• Direction
Reproduce the items below verbatim, from the first line through the line that contains "tab-0[interactable]: 1日 xyxy=(0,0,54,33)", including that line.

• Element location data
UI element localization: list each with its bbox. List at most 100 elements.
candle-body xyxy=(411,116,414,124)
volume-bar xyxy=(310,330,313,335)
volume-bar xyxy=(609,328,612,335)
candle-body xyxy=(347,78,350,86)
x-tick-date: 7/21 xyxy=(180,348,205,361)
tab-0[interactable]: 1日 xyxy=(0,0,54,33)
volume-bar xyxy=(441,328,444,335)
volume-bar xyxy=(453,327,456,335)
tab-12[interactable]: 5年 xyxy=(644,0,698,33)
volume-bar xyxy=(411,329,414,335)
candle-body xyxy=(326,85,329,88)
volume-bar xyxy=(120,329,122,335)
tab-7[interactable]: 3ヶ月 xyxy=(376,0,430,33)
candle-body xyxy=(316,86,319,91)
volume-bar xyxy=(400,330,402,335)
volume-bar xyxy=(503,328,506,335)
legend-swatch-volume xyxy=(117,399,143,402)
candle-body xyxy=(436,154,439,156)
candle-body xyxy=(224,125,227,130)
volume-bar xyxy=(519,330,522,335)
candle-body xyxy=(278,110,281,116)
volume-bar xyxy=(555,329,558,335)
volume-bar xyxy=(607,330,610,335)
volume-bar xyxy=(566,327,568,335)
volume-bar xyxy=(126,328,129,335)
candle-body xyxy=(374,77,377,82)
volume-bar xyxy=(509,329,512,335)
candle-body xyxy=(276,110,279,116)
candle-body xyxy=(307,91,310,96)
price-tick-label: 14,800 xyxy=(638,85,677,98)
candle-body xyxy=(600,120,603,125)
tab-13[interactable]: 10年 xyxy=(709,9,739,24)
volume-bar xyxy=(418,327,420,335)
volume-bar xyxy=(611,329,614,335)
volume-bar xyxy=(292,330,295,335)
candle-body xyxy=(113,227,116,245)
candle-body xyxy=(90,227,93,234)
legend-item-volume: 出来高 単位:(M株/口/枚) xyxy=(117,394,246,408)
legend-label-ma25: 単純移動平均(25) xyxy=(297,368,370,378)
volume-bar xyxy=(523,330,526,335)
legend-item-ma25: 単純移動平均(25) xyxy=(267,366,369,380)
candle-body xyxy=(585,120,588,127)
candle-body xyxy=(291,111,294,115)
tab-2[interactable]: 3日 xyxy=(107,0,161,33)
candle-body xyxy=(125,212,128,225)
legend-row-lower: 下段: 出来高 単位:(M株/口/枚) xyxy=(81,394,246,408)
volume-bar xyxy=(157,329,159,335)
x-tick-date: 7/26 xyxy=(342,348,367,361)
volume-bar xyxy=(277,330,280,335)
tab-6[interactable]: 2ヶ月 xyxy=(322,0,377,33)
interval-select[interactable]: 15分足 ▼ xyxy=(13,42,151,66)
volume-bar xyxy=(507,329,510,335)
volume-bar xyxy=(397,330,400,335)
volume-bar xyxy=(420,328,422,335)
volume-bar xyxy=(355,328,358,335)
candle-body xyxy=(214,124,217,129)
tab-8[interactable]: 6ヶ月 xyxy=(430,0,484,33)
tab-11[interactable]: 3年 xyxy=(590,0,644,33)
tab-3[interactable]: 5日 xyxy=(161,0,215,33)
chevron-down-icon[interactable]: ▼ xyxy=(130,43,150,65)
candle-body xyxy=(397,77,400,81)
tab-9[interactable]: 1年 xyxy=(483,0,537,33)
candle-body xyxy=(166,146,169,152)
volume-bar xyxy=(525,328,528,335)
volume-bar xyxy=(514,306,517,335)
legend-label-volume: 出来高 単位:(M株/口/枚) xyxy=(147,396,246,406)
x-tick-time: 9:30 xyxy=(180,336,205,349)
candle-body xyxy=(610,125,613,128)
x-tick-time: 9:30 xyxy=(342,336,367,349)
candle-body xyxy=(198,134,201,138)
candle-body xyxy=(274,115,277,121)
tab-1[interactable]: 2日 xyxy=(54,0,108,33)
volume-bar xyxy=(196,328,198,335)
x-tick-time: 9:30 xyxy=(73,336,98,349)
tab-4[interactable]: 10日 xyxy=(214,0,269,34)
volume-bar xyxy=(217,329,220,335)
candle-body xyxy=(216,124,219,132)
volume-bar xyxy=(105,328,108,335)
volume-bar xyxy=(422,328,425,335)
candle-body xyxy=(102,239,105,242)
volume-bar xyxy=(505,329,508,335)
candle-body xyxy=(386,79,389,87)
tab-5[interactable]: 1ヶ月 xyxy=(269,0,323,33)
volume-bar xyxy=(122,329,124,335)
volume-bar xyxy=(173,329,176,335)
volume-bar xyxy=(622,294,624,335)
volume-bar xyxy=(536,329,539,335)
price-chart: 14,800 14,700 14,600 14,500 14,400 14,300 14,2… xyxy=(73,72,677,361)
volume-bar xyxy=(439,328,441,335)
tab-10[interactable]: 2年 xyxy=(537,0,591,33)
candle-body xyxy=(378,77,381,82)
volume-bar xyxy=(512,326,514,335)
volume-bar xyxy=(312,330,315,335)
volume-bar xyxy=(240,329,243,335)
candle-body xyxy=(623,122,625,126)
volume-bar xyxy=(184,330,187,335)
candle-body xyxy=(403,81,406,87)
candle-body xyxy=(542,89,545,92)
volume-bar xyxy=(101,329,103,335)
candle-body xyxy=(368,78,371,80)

• Output for this exercise
UI element localization: list each with its bbox. List at most 100 elements.
candle-body xyxy=(411,116,414,124)
volume-bar xyxy=(310,330,313,335)
volume-bar xyxy=(609,328,612,335)
candle-body xyxy=(347,78,350,86)
x-tick-date: 7/21 xyxy=(180,348,205,361)
tab-0[interactable]: 1日 xyxy=(0,0,54,33)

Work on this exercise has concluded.